-- Extract --
[Start of section]

Fast forward to 2:30 this morning.
My pump was buzzing. I usually don't hear the beeps (I'm a hard sleeper), so it wasn't much of a surprise that the vibrations were what it took to wake me up. I looked down and low and behold, there was a "No Delivery" message. And immediately I knew it was right. My mouth felt like cotton, my head hurt, I felt like I had walked across the desert and was in desperate need of a drink...and a trip to the bathroom.
I got up, turned on the light and began to gather my items for a site change. I didn't even bother checking for ketones when I went to the bathroom. A quick blood sugar test showed my blood sugar was 387. I knew I had ketones. Didn't need that little stick to tell me.
What bothered me, first off, was that there was no kink in my cannula. I took a picture to prove it.
The second thing that bothered me...well, I probably wouldn't have noticed it if it weren't for my CGMS. I noticed, on my screen, that I'd been VERY high for a long time. Several hours. Why hadn't I heard (or felt) my CGMS telling me that?
So, then I went on to check my Alarm History. It showed that the first "No Delivery" alert came at 11:46. Another at 1:28. And the last, the one I finally heard/felt at 2:24.
I'm even more confused (and sad) at the way this new Revel pump alerts to nighttime lows and highs. During the day, I hear my beeps. There are no problems. I LOVE the fact that it give high and low predictions and that it notifies when you are quickly falling or rising. These were the main reasons that I upgraded to the Revel from my MiniMed 722. Knowing what's happening before I hit my high and low markers can help me a lot in keeping myself in range. I know that.
But, and this is a big but that has had me contemplating switching back to the 722, the alert system is not that great for when I'm asleep. And that's a MAJOR reason that I need those alerts. I'm an adult. Until recently, I was living alone. I need those alerts. On the old 722, if you didn't turn your beep off, it would wait a minute or so and beep again. After about 5 minutes of that, it would switch to the continual beep (without a break, so that it was more like a siren), and then, if you still didn't get it, it would start to vibrate. And continue to do so until you turned it off.
That saved my life a couple of times with lows. But, with the new Revel, the vibrations don't work that way. It vibrates for about 5 seconds and then stops and doesn't do it again for a while. I'm not sure how long. Maybe around 5 minutes.
That causes a major problem for people like me who need something to pull us out of a deep sleep. The constant vibration always woke me up. I'm usually laying on my pump (sadly), which is a major part of the reason I can't hear the beeps anyway. And if that constant vibrations isn't there....well you get what I got last night. Or worse. What if it'd been a low, instead of a high? I could have gone into a seizure or anything.
Or, what if I hadn't felt that last vibration at 2:30 this morning. What would another 3.5 hours of no insulin done to me? That would have been a total of 7 hours without insulin. As it was, I went 3 hours without insulin, and who knows how long before that without adequate insulin (before the "No Delivery" was triggered).
This morning, I did check my ketones when I got up. Only "trace," thank goodness. My blood sugar was sill 217. More boluses. More water to drink. More trips to the bathroom to make.
Yet I can't help but think about how this could have gone differently (better or worse). And both bother me. So, this is my message to Medtronic:
Fix this problem!
I love MiniMed too much to just walk away from it. Besides, how would I know if anything else was better without trying it first? The point is, I love MiniMed. And I know that this is just a choice they made when designing the new Revel. But I'm telling them it was the WRONG choice. And they need to figure out a way to fix it. Because someone's life could be hanging in the balance.

[End of section]

-- Listed records --
[Start of section]

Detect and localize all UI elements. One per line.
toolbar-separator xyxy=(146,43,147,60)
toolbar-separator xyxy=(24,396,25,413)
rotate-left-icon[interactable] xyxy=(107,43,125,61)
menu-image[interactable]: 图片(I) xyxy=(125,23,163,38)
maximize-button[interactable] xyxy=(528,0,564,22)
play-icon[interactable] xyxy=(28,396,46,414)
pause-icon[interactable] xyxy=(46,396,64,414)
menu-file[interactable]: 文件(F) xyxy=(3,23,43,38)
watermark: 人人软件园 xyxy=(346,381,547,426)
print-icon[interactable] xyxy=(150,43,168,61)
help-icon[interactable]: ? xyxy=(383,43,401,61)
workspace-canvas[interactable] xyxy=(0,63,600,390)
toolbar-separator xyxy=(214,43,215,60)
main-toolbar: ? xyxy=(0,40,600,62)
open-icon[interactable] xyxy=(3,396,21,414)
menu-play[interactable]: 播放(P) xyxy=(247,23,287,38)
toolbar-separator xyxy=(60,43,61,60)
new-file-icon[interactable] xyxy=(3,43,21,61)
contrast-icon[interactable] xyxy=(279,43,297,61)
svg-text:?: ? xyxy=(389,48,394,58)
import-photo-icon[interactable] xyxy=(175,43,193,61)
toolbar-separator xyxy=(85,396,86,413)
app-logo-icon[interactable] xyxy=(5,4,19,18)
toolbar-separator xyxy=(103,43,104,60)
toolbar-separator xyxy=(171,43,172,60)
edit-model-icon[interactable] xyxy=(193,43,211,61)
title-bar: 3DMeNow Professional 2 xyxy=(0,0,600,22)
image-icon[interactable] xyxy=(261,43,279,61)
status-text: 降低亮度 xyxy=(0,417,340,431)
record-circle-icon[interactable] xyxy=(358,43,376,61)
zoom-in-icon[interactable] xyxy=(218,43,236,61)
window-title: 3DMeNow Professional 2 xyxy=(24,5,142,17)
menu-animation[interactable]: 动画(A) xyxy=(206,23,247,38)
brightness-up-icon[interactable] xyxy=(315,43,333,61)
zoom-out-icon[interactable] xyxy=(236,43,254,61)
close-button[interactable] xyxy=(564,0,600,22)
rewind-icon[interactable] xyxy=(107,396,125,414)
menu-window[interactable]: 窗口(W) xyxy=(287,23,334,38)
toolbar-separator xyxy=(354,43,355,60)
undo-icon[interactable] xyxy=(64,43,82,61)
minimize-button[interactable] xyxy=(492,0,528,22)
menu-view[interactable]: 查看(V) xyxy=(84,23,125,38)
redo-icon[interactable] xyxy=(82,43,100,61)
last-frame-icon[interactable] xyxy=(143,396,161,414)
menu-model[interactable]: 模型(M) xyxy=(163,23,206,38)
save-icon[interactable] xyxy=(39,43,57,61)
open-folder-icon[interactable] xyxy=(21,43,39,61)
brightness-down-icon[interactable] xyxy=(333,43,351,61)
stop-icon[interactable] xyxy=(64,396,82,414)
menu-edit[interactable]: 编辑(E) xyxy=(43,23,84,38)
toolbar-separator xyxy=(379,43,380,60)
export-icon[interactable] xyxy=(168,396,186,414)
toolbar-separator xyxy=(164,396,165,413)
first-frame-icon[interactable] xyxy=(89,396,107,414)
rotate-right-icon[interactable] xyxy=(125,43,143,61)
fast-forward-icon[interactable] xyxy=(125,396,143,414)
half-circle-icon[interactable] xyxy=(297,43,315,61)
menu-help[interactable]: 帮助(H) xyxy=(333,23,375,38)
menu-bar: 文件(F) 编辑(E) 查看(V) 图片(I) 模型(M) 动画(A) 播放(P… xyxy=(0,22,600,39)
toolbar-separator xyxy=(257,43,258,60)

[End of section]

-- Exercise brief --
Return the passage of the insulin pump account starting at "I'm even more" and ending at "I know that.", copied word for word. The data is not needed for what follows.

-- Task answer --
I'm even more confused (and sad) at the way this new Revel pump alerts to nighttime lows and highs. During the day, I hear my beeps. There are no problems. I LOVE the fact that it give high and low predictions and that it notifies when you are quickly falling or rising. These were the main reasons that I upgraded to the Revel from my MiniMed 722. Knowing what's happening before I hit my high and low markers can help me a lot in keeping myself in range. I know that.